** BEGIN **

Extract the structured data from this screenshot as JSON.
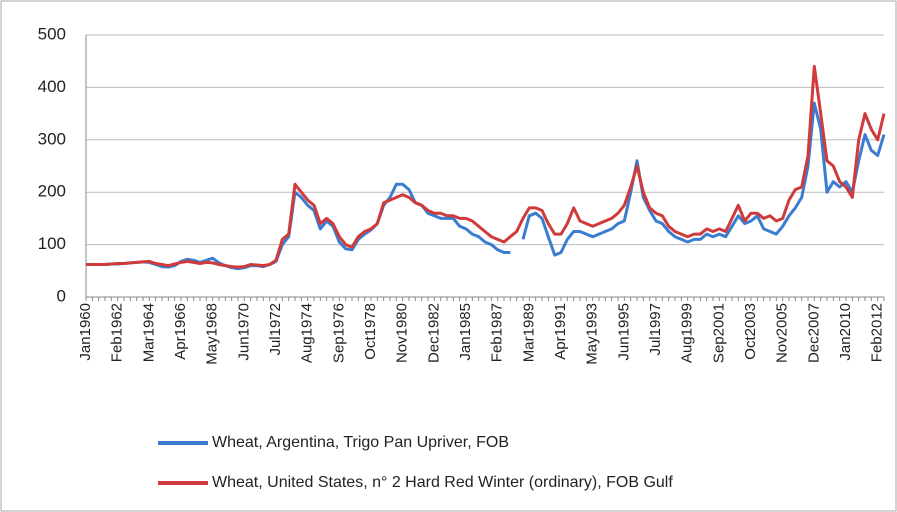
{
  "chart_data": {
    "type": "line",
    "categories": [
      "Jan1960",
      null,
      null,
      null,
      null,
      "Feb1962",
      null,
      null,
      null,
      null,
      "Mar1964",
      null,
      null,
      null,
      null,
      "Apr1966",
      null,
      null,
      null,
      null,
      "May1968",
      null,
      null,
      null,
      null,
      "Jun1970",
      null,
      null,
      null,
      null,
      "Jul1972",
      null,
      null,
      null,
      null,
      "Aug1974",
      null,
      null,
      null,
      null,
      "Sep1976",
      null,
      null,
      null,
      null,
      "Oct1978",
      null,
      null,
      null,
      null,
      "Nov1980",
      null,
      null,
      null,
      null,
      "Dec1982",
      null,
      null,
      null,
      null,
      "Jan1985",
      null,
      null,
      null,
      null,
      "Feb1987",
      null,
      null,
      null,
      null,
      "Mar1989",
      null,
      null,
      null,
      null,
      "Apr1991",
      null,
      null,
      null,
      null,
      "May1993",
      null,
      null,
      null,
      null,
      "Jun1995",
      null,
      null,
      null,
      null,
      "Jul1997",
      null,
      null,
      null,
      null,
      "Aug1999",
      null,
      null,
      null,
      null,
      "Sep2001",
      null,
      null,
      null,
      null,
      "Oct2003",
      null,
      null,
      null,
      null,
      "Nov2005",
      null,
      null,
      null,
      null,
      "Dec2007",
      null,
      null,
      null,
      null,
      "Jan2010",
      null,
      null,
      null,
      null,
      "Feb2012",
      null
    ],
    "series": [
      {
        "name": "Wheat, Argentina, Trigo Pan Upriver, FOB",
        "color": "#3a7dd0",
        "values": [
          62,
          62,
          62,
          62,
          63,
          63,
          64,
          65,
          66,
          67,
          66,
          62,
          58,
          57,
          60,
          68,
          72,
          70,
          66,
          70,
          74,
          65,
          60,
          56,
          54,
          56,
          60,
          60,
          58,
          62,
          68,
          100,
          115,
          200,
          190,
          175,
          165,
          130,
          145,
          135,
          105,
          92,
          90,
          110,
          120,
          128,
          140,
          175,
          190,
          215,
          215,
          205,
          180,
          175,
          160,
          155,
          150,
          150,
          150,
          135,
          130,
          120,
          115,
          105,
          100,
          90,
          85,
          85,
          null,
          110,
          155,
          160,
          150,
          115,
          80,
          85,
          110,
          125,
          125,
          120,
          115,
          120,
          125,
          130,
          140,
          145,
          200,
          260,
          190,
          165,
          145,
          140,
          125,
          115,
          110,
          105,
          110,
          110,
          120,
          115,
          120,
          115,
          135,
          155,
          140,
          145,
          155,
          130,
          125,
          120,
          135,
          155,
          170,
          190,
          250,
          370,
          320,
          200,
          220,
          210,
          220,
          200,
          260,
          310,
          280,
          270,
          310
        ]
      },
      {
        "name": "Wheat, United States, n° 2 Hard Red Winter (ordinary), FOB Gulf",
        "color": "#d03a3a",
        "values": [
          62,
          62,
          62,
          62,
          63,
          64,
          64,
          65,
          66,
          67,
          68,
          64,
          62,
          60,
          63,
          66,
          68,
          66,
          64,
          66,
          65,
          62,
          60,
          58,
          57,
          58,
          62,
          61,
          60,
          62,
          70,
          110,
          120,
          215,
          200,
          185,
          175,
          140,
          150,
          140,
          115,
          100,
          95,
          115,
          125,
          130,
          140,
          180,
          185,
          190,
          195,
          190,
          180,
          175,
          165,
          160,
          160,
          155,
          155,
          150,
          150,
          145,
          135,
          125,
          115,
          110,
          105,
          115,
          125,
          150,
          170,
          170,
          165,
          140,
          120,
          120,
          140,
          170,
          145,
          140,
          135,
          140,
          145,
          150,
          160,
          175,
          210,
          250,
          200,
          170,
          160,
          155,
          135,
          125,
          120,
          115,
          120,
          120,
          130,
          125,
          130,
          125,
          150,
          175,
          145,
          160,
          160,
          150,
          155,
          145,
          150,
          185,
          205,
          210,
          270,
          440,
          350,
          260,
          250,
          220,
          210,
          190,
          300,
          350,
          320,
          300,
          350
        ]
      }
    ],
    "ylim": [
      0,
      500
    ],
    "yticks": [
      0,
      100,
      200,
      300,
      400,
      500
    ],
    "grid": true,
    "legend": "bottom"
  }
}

** END **

What this task involves: Reproduce the material above verbatim; omit every picture.

Output for this task:
Extract the structured data from this screenshot as JSON.
{
  "chart_data": {
    "type": "line",
    "categories": [
      "Jan1960",
      null,
      null,
      null,
      null,
      "Feb1962",
      null,
      null,
      null,
      null,
      "Mar1964",
      null,
      null,
      null,
      null,
      "Apr1966",
      null,
      null,
      null,
      null,
      "May1968",
      null,
      null,
      null,
      null,
      "Jun1970",
      null,
      null,
      null,
      null,
      "Jul1972",
      null,
      null,
      null,
      null,
      "Aug1974",
      null,
      null,
      null,
      null,
      "Sep1976",
      null,
      null,
      null,
      null,
      "Oct1978",
      null,
      null,
      null,
      null,
      "Nov1980",
      null,
      null,
      null,
      null,
      "Dec1982",
      null,
      null,
      null,
      null,
      "Jan1985",
      null,
      null,
      null,
      null,
      "Feb1987",
      null,
      null,
      null,
      null,
      "Mar1989",
      null,
      null,
      null,
      null,
      "Apr1991",
      null,
      null,
      null,
      null,
      "May1993",
      null,
      null,
      null,
      null,
      "Jun1995",
      null,
      null,
      null,
      null,
      "Jul1997",
      null,
      null,
      null,
      null,
      "Aug1999",
      null,
      null,
      null,
      null,
      "Sep2001",
      null,
      null,
      null,
      null,
      "Oct2003",
      null,
      null,
      null,
      null,
      "Nov2005",
      null,
      null,
      null,
      null,
      "Dec2007",
      null,
      null,
      null,
      null,
      "Jan2010",
      null,
      null,
      null,
      null,
      "Feb2012",
      null
    ],
    "series": [
      {
        "name": "Wheat, Argentina, Trigo Pan Upriver, FOB",
        "color": "#3a7dd0",
        "values": [
          62,
          62,
          62,
          62,
          63,
          63,
          64,
          65,
          66,
          67,
          66,
          62,
          58,
          57,
          60,
          68,
          72,
          70,
          66,
          70,
          74,
          65,
          60,
          56,
          54,
          56,
          60,
          60,
          58,
          62,
          68,
          100,
          115,
          200,
          190,
          175,
          165,
          130,
          145,
          135,
          105,
          92,
          90,
          110,
          120,
          128,
          140,
          175,
          190,
          215,
          215,
          205,
          180,
          175,
          160,
          155,
          150,
          150,
          150,
          135,
          130,
          120,
          115,
          105,
          100,
          90,
          85,
          85,
          null,
          110,
          155,
          160,
          150,
          115,
          80,
          85,
          110,
          125,
          125,
          120,
          115,
          120,
          125,
          130,
          140,
          145,
          200,
          260,
          190,
          165,
          145,
          140,
          125,
          115,
          110,
          105,
          110,
          110,
          120,
          115,
          120,
          115,
          135,
          155,
          140,
          145,
          155,
          130,
          125,
          120,
          135,
          155,
          170,
          190,
          250,
          370,
          320,
          200,
          220,
          210,
          220,
          200,
          260,
          310,
          280,
          270,
          310
        ]
      },
      {
        "name": "Wheat, United States, n° 2 Hard Red Winter (ordinary), FOB Gulf",
        "color": "#d03a3a",
        "values": [
          62,
          62,
          62,
          62,
          63,
          64,
          64,
          65,
          66,
          67,
          68,
          64,
          62,
          60,
          63,
          66,
          68,
          66,
          64,
          66,
          65,
          62,
          60,
          58,
          57,
          58,
          62,
          61,
          60,
          62,
          70,
          110,
          120,
          215,
          200,
          185,
          175,
          140,
          150,
          140,
          115,
          100,
          95,
          115,
          125,
          130,
          140,
          180,
          185,
          190,
          195,
          190,
          180,
          175,
          165,
          160,
          160,
          155,
          155,
          150,
          150,
          145,
          135,
          125,
          115,
          110,
          105,
          115,
          125,
          150,
          170,
          170,
          165,
          140,
          120,
          120,
          140,
          170,
          145,
          140,
          135,
          140,
          145,
          150,
          160,
          175,
          210,
          250,
          200,
          170,
          160,
          155,
          135,
          125,
          120,
          115,
          120,
          120,
          130,
          125,
          130,
          125,
          150,
          175,
          145,
          160,
          160,
          150,
          155,
          145,
          150,
          185,
          205,
          210,
          270,
          440,
          350,
          260,
          250,
          220,
          210,
          190,
          300,
          350,
          320,
          300,
          350
        ]
      }
    ],
    "ylim": [
      0,
      500
    ],
    "yticks": [
      0,
      100,
      200,
      300,
      400,
      500
    ],
    "grid": true,
    "legend": "bottom"
  }
}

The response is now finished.